=== Exercise data ===

☆ ☆ ☆ ☆ ☆

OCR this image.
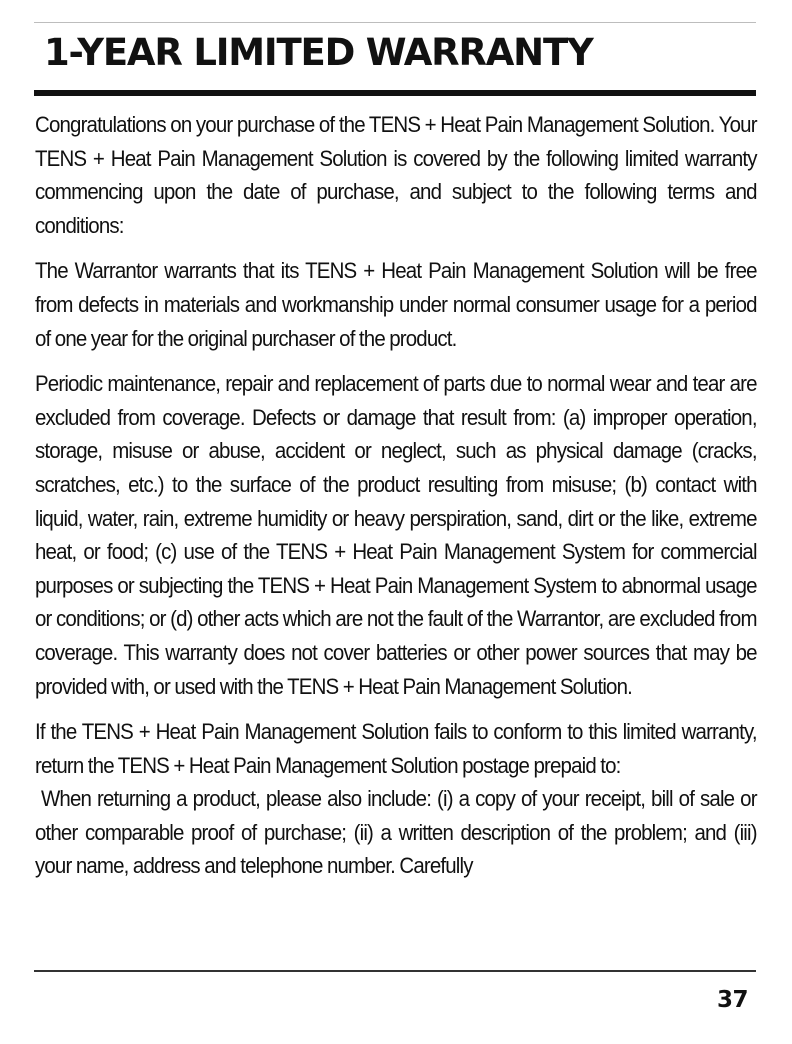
1-YEAR LIMITED WARRANTY

Congratulations on your purchase of the TENS + Heat Pain Management Solution. Your TENS + Heat Pain Management Solution is covered by the following limited warranty commencing upon the date of purchase, and subject to the following terms and conditions:

The Warrantor warrants that its TENS + Heat Pain Management Solution will be free from defects in materials and workmanship under normal consumer usage for a period of one year for the original purchaser of the product.

Periodic maintenance, repair and replacement of parts due to normal wear and tear are excluded from coverage. Defects or damage that result from: (a) improper operation, storage, misuse or abuse, accident or neglect, such as physical damage (cracks, scratches, etc.) to the surface of the product resulting from misuse; (b) contact with liquid, water, rain, extreme humidity or heavy perspiration, sand, dirt or the like, extreme heat, or food; (c) use of the TENS + Heat Pain Management System for commercial purposes or subjecting the TENS + Heat Pain Management System to abnormal usage or conditions; or (d) other acts which are not the fault of the Warrantor, are excluded from coverage. This warranty does not cover batteries or other power sources that may be provided with, or used with the TENS + Heat Pain Management Solution.

If the TENS + Heat Pain Management Solution fails to conform to this limited warranty, return the TENS + Heat Pain Management Solution postage prepaid to:

When returning a product, please also include: (i) a copy of your receipt, bill of sale or other comparable proof of purchase; (ii) a written description of the problem; and (iii)  your name, address and telephone number. Carefully

37
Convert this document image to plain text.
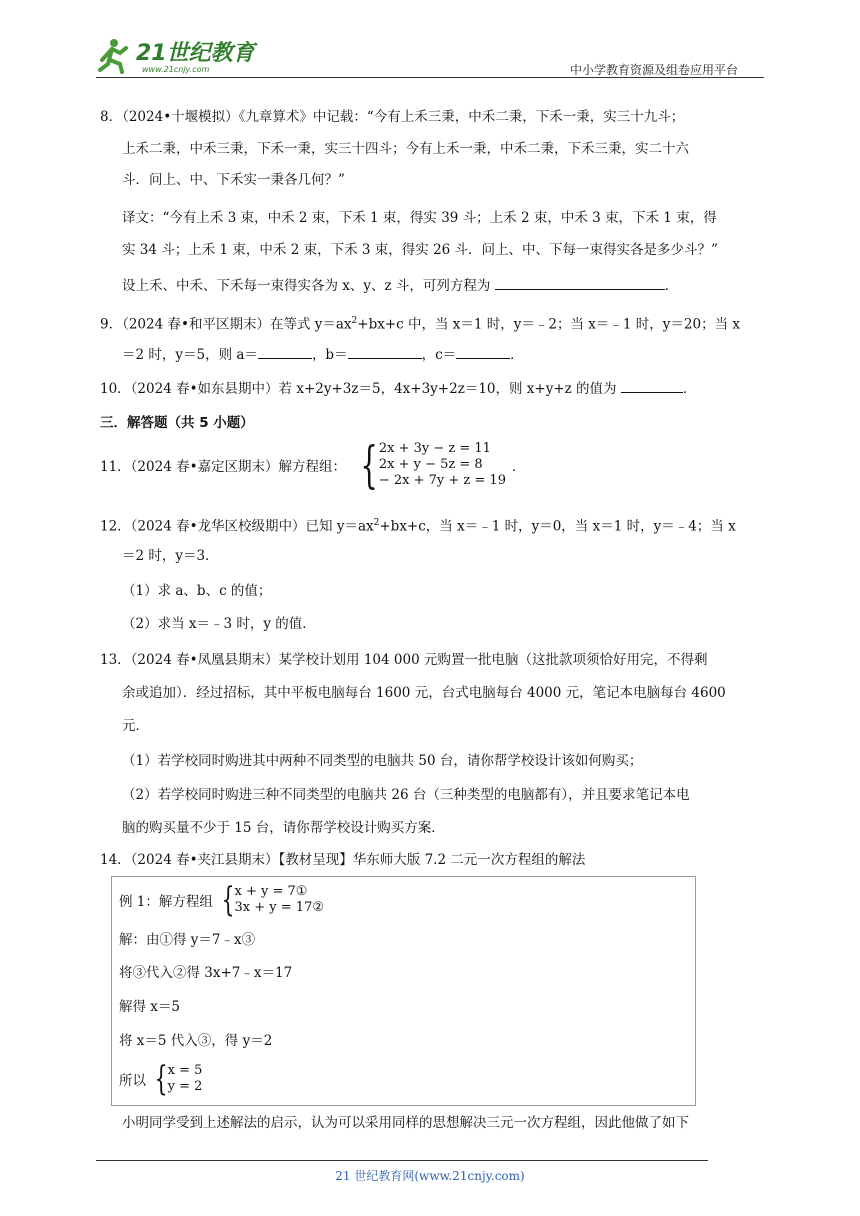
21世纪教育
www.21cnjy.com	中小学教育资源及组卷应用平台
8．（2024•十堰模拟）《九章算术》中记载：“今有上禾三秉，中禾二秉，下禾一秉，实三十九斗；
上禾二秉，中禾三秉，下禾一秉，实三十四斗；今有上禾一秉，中禾二秉，下禾三秉，实二十六
斗．问上、中、下禾实一秉各几何？”
译文：“今有上禾 3 束，中禾 2 束，下禾 1 束，得实 39 斗；上禾 2 束，中禾 3 束，下禾 1 束，得
实 34 斗；上禾 1 束，中禾 2 束，下禾 3 束，得实 26 斗．问上、中、下每一束得实各是多少斗？”
设上禾、中禾、下禾每一束得实各为 x、y、z 斗，可列方程为	．
9．（2024 春•和平区期末）在等式 $y=ax^2+bx+c$ 中，当 x＝1 时，y＝﹣2；当 x＝﹣1 时，y＝20；当 x
＝2 时，y＝5，则 a＝	，b＝	，c＝	．
10．（2024 春•如东县期中）若 x+2y+3z＝5，4x+3y+2z＝10，则 x+y+z 的值为	．
三．解答题（共 5 小题）
11．（2024 春•嘉定区期末）解方程组： { 2x + 3y − z = 11
2x + y − 5z = 8
− 2x + 7y + z = 19
．
12．（2024 春•龙华区校级期中）已知 $y=ax^2+bx+c$，当 x＝﹣1 时，y＝0，当 x＝1 时，y＝﹣4；当 x
＝2 时，y＝3．
（1）求 a、b、c 的值；
（2）求当 x＝﹣3 时，y 的值．
13．（2024 春•凤凰县期末）某学校计划用 104 000 元购置一批电脑（这批款项须恰好用完，不得剩
余或追加）．经过招标，其中平板电脑每台 1600 元，台式电脑每台 4000 元，笔记本电脑每台 4600
元．
（1）若学校同时购进其中两种不同类型的电脑共 50 台，请你帮学校设计该如何购买；
（2）若学校同时购进三种不同类型的电脑共 26 台（三种类型的电脑都有），并且要求笔记本电
脑的购买量不少于 15 台，请你帮学校设计购买方案．
14．（2024 春•夹江县期末）【教材呈现】华东师大版 7.2 二元一次方程组的解法
例 1：解方程组 { x + y = 7①
3x + y = 17②
解：由①得 y＝7﹣x③
将③代入②得 3x+7﹣x＝17
解得 x＝5
将 x＝5 代入③，得 y＝2
所以 { x = 5
y = 2
小明同学受到上述解法的启示，认为可以采用同样的思想解决三元一次方程组，因此他做了如下
21 世纪教育网(www.21cnjy.com)
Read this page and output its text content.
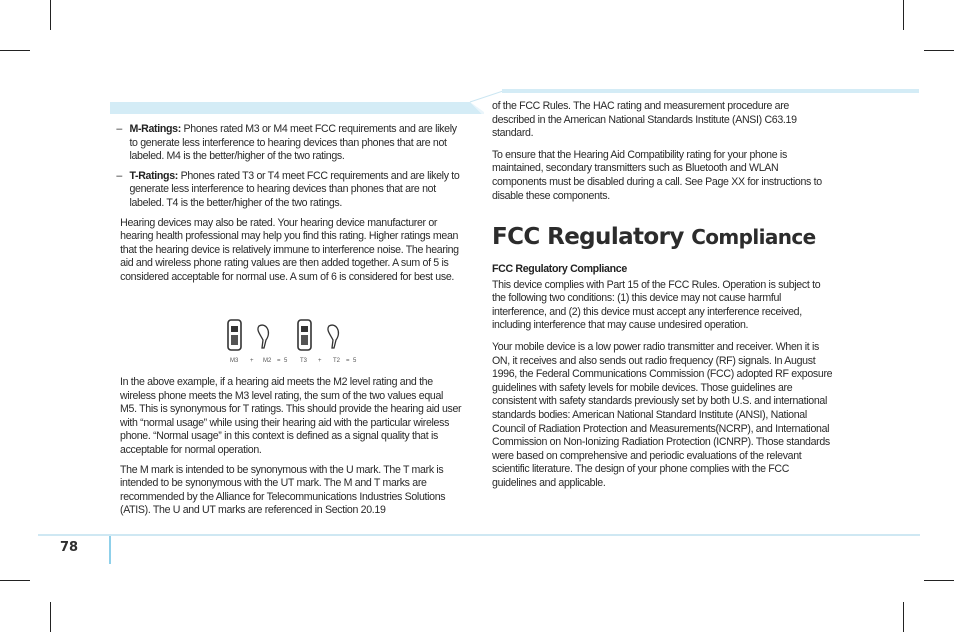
78
– M-Ratings: Phones rated M3 or M4 meet FCC requirements and are likely to generate less interference to hearing devices than phones that are not labeled. M4 is the better/higher of the two ratings.
– T-Ratings: Phones rated T3 or T4 meet FCC requirements and are likely to generate less interference to hearing devices than phones that are not labeled. T4 is the better/higher of the two ratings.

Hearing devices may also be rated. Your hearing device manufacturer or hearing health professional may help you find this rating. Higher ratings mean that the hearing device is relatively immune to interference noise. The hearing aid and wireless phone rating values are then added together. A sum of 5 is considered acceptable for normal use. A sum of 6 is considered for best use.

M3 + M2 = 5 T3 + T2 = 5

In the above example, if a hearing aid meets the M2 level rating and the wireless phone meets the M3 level rating, the sum of the two values equal M5. This is synonymous for T ratings. This should provide the hearing aid user with “normal usage” while using their hearing aid with the particular wireless phone. “Normal usage” in this context is defined as a signal quality that is acceptable for normal operation.

The M mark is intended to be synonymous with the U mark. The T mark is intended to be synonymous with the UT mark. The M and T marks are recommended by the Alliance for Telecommunications Industries Solutions (ATIS). The U and UT marks are referenced in Section 20.19

of the FCC Rules. The HAC rating and measurement procedure are described in the American National Standards Institute (ANSI) C63.19 standard.

To ensure that the Hearing Aid Compatibility rating for your phone is maintained, secondary transmitters such as Bluetooth and WLAN components must be disabled during a call. See Page XX for instructions to disable these components.

FCC Regulatory Compliance

FCC Regulatory Compliance

This device complies with Part 15 of the FCC Rules. Operation is subject to the following two conditions: (1) this device may not cause harmful interference, and (2) this device must accept any interference received, including interference that may cause undesired operation.

Your mobile device is a low power radio transmitter and receiver. When it is ON, it receives and also sends out radio frequency (RF) signals. In August 1996, the Federal Communications Commission (FCC) adopted RF exposure guidelines with safety levels for mobile devices. Those guidelines are consistent with safety standards previously set by both U.S. and international standards bodies: American National Standard Institute (ANSI), National Council of Radiation Protection and Measurements(NCRP), and International Commission on Non-Ionizing Radiation Protection (ICNRP). Those standards were based on comprehensive and periodic evaluations of the relevant scientific literature. The design of your phone complies with the FCC guidelines and applicable.
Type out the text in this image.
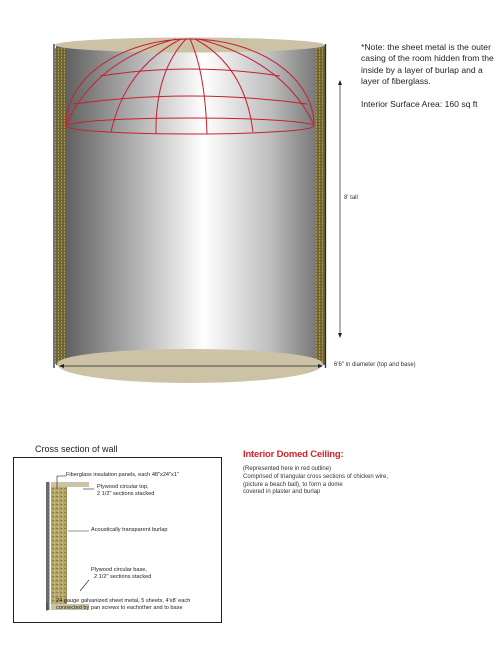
*Note: the sheet metal is the outer casing of the room hidden from the inside by a layer of burlap and a layer of fiberglass.

Interior Surface Area: 160 sq ft

8' tall
6'6" in diameter (top and base)
Cross section of wall
Fiberglass insulation panels, each 48"x24"x1"
Plywood circular top,
2 1/2" sections stacked
Acoustically transparent burlap
Plywood circular base,
2 1/2" sections stacked
24 gauge galvanized sheet metal, 5 sheets, 4'x8' each
connected by pan screws to eachother and to base
Interior Domed Ceiling:
(Represented here in red outline)
Comprised of triangular cross sections of chicken wire,
(picture a beach ball), to form a dome
covered in plaster and burlap
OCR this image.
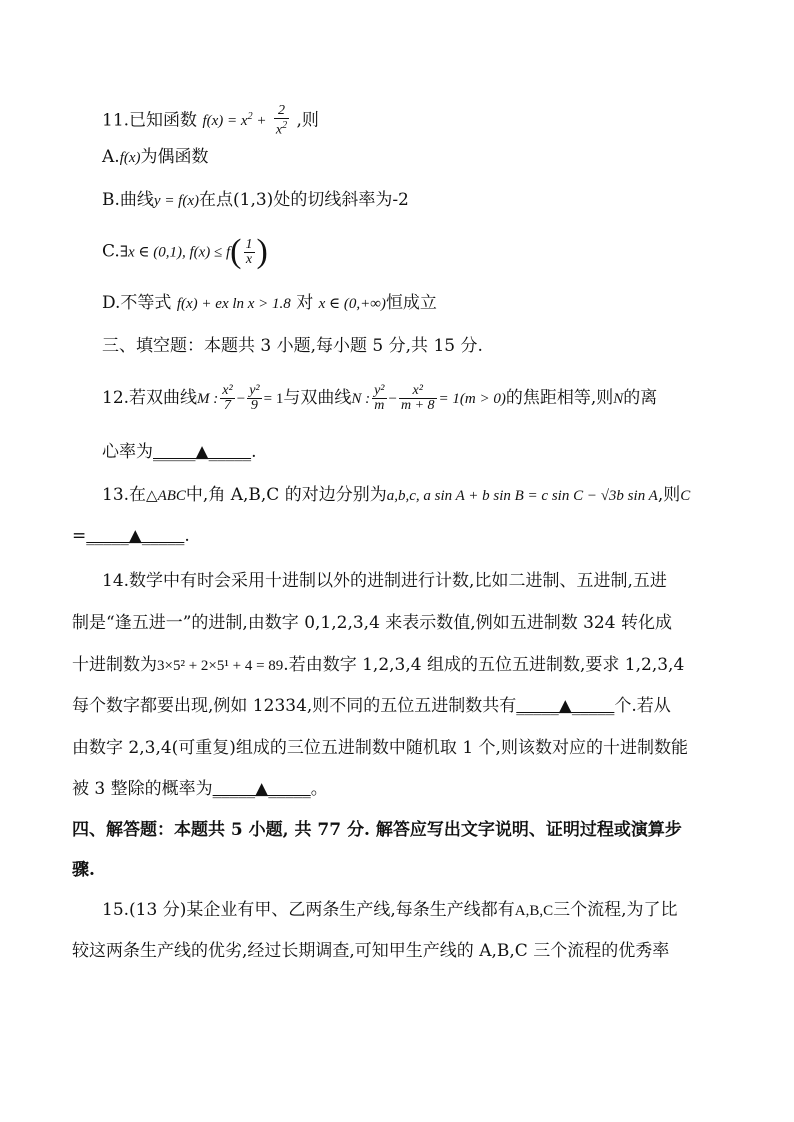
11.已知函数 $f(x) = x^2 + \frac{2}{x^2}$ ,则
A.f(x)为偶函数
B.曲线y = f(x)在点(1,3)处的切线斜率为-2
C.∃x ∈ (0,1), $f(x) \le f( \frac{1}{x}$ )
D.不等式 f(x) + ex ln x > 1.8 对 x ∈ (0,+∞)恒成立
三、填空题：本题共 3 小题,每小题 5 分,共 15 分.
12.若双曲线M : $\frac{\text{x²}}{7} - \frac{\text{y²}}{9} = 1$与双曲线N : $\frac{\text{y²}}{m} - \frac{\text{x²}}{m + 8} = 1(m > 0)$的焦距相等,则N的离
心率为_____▲_____.
13.在△ABC中,角 A,B,C 的对边分别为a,b,c, a sin A + b sin B = c sin C − √3b sin A,则C
=_____▲_____.
14.数学中有时会采用十进制以外的进制进行计数,比如二进制、五进制,五进
制是“逢五进一”的进制,由数字 0,1,2,3,4 来表示数值,例如五进制数 324 转化成
十进制数为3×5² + 2×5¹ + 4 = 89.若由数字 1,2,3,4 组成的五位五进制数,要求 1,2,3,4
每个数字都要出现,例如 12334,则不同的五位五进制数共有_____▲_____个.若从
由数字 2,3,4(可重复)组成的三位五进制数中随机取 1 个,则该数对应的十进制数能
被 3 整除的概率为_____▲_____。
四、解答题：本题共 5 小题, 共 77 分. 解答应写出文字说明、证明过程或演算步
骤.
15.(13 分)某企业有甲、乙两条生产线,每条生产线都有A,B,C三个流程,为了比
较这两条生产线的优劣,经过长期调查,可知甲生产线的 A,B,C 三个流程的优秀率
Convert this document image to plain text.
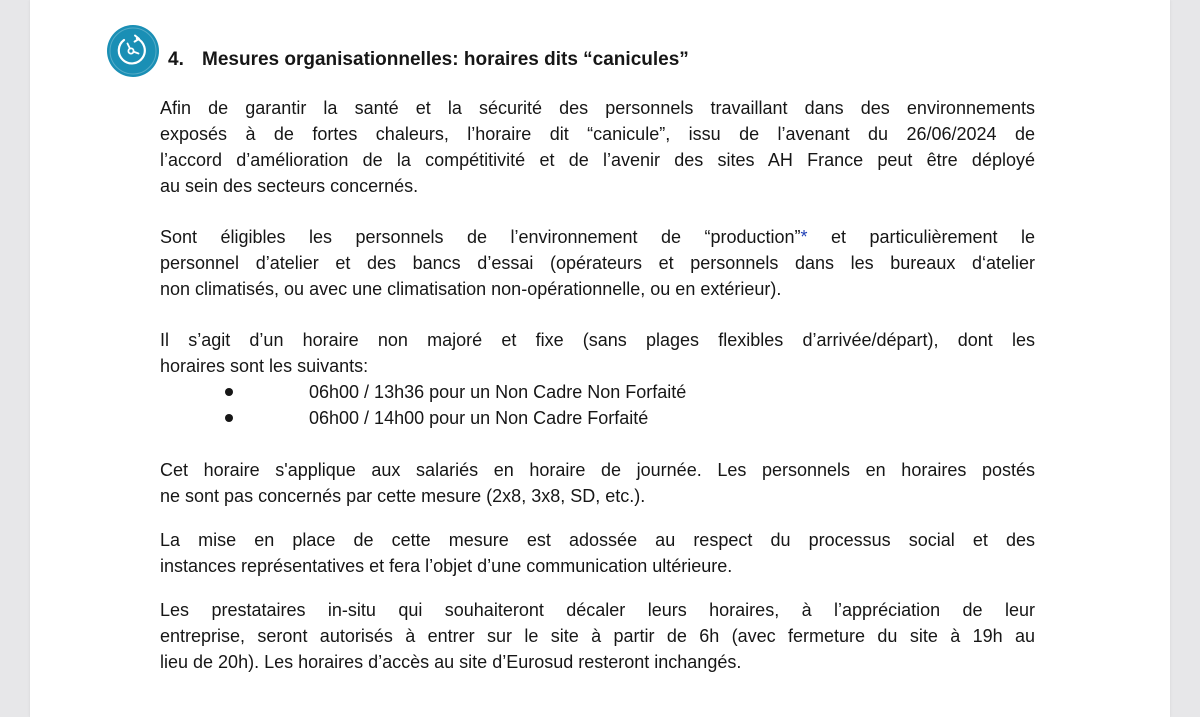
4. Mesures organisationnelles: horaires dits “canicules”
Afin de garantir la santé et la sécurité des personnels travaillant dans des environnements
exposés à de fortes chaleurs, l’horaire dit “canicule”, issu de l’avenant du 26/06/2024 de
l’accord d’amélioration de la compétitivité et de l’avenir des sites AH France peut être déployé
au sein des secteurs concernés.
Sont éligibles les personnels de l’environnement de “production”* et particulièrement le
personnel d’atelier et des bancs d’essai (opérateurs et personnels dans les bureaux d‘atelier
non climatisés, ou avec une climatisation non-opérationnelle, ou en extérieur).
Il s’agit d’un horaire non majoré et fixe (sans plages flexibles d’arrivée/départ), dont les
horaires sont les suivants:
06h00 / 13h36 pour un Non Cadre Non Forfaité
06h00 / 14h00 pour un Non Cadre Forfaité
Cet horaire s'applique aux salariés en horaire de journée. Les personnels en horaires postés
ne sont pas concernés par cette mesure (2x8, 3x8, SD, etc.).
La mise en place de cette mesure est adossée au respect du processus social et des
instances représentatives et fera l’objet d’une communication ultérieure.
Les prestataires in-situ qui souhaiteront décaler leurs horaires, à l’appréciation de leur
entreprise, seront autorisés à entrer sur le site à partir de 6h (avec fermeture du site à 19h au
lieu de 20h). Les horaires d’accès au site d’Eurosud resteront inchangés.
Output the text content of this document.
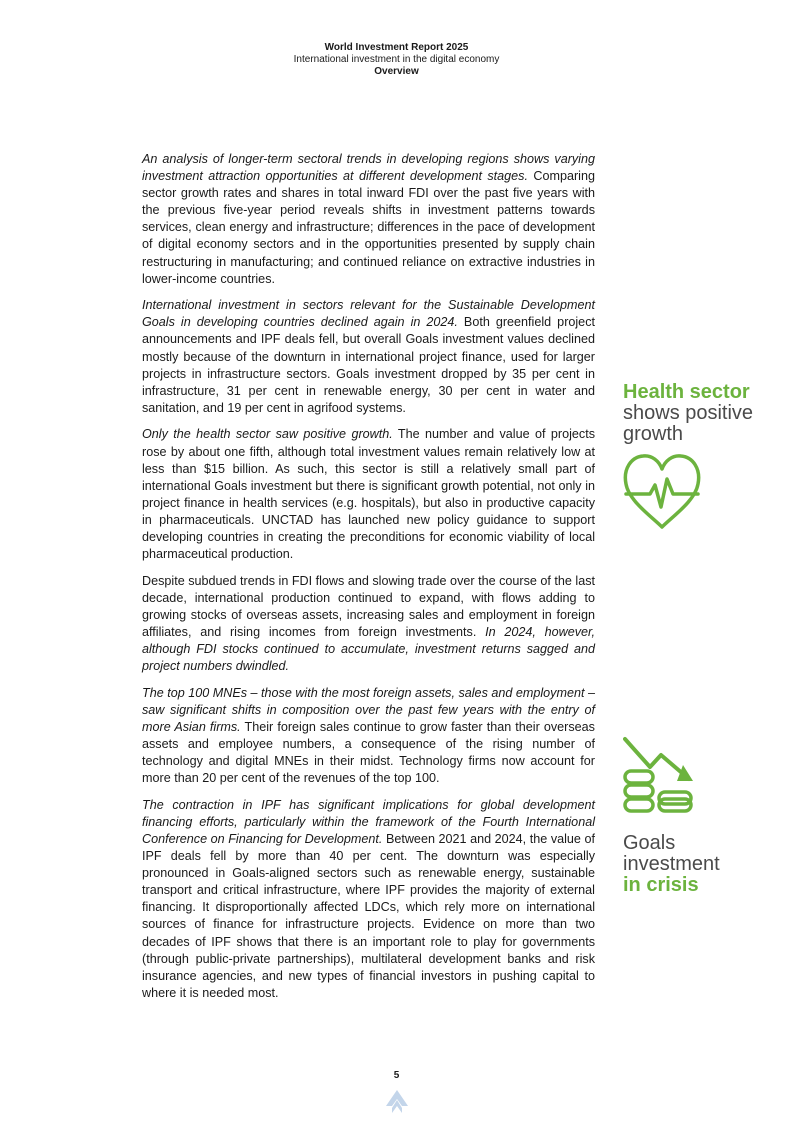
World Investment Report 2025
International investment in the digital economy
Overview

An analysis of longer-term sectoral trends in developing regions shows varying investment attraction opportunities at different development stages. Comparing sector growth rates and shares in total inward FDI over the past five years with the previous five-year period reveals shifts in investment patterns towards services, clean energy and infrastructure; differences in the pace of development of digital economy sectors and in the opportunities presented by supply chain restructuring in manufacturing; and continued reliance on extractive industries in lower-income countries.

International investment in sectors relevant for the Sustainable Development Goals in developing countries declined again in 2024. Both greenfield project announcements and IPF deals fell, but overall Goals investment values declined mostly because of the downturn in international project finance, used for larger projects in infrastructure sectors. Goals investment dropped by 35 per cent in infrastructure, 31 per cent in renewable energy, 30 per cent in water and sanitation, and 19 per cent in agrifood systems.

Only the health sector saw positive growth. The number and value of projects rose by about one fifth, although total investment values remain relatively low at less than $15 billion. As such, this sector is still a relatively small part of international Goals investment but there is significant growth potential, not only in project finance in health services (e.g. hospitals), but also in productive capacity in pharmaceuticals. UNCTAD has launched new policy guidance to support developing countries in creating the preconditions for economic viability of local pharmaceutical production.

Despite subdued trends in FDI flows and slowing trade over the course of the last decade, international production continued to expand, with flows adding to growing stocks of overseas assets, increasing sales and employment in foreign affiliates, and rising incomes from foreign investments. In 2024, however, although FDI stocks continued to accumulate, investment returns sagged and project numbers dwindled.

The top 100 MNEs – those with the most foreign assets, sales and employment – saw significant shifts in composition over the past few years with the entry of more Asian firms. Their foreign sales continue to grow faster than their overseas assets and employee numbers, a consequence of the rising number of technology and digital MNEs in their midst. Technology firms now account for more than 20 per cent of the revenues of the top 100.

The contraction in IPF has significant implications for global development financing efforts, particularly within the framework of the Fourth International Conference on Financing for Development. Between 2021 and 2024, the value of IPF deals fell by more than 40 per cent. The downturn was especially pronounced in Goals-aligned sectors such as renewable energy, sustainable transport and critical infrastructure, where IPF provides the majority of external financing. It disproportionally affected LDCs, which rely more on international sources of finance for infrastructure projects. Evidence on more than two decades of IPF shows that there is an important role to play for governments (through public-private partnerships), multilateral development banks and risk insurance agencies, and new types of financial investors in pushing capital to where it is needed most.

Health sector
shows positive
growth
Goals
investment
in crisis
5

☆ ☆ ☆ ☆ ☆

=== Task details ===
In the listing, how many lines hold "economy"? Answer with a bare number.

=== Response to the task ===
2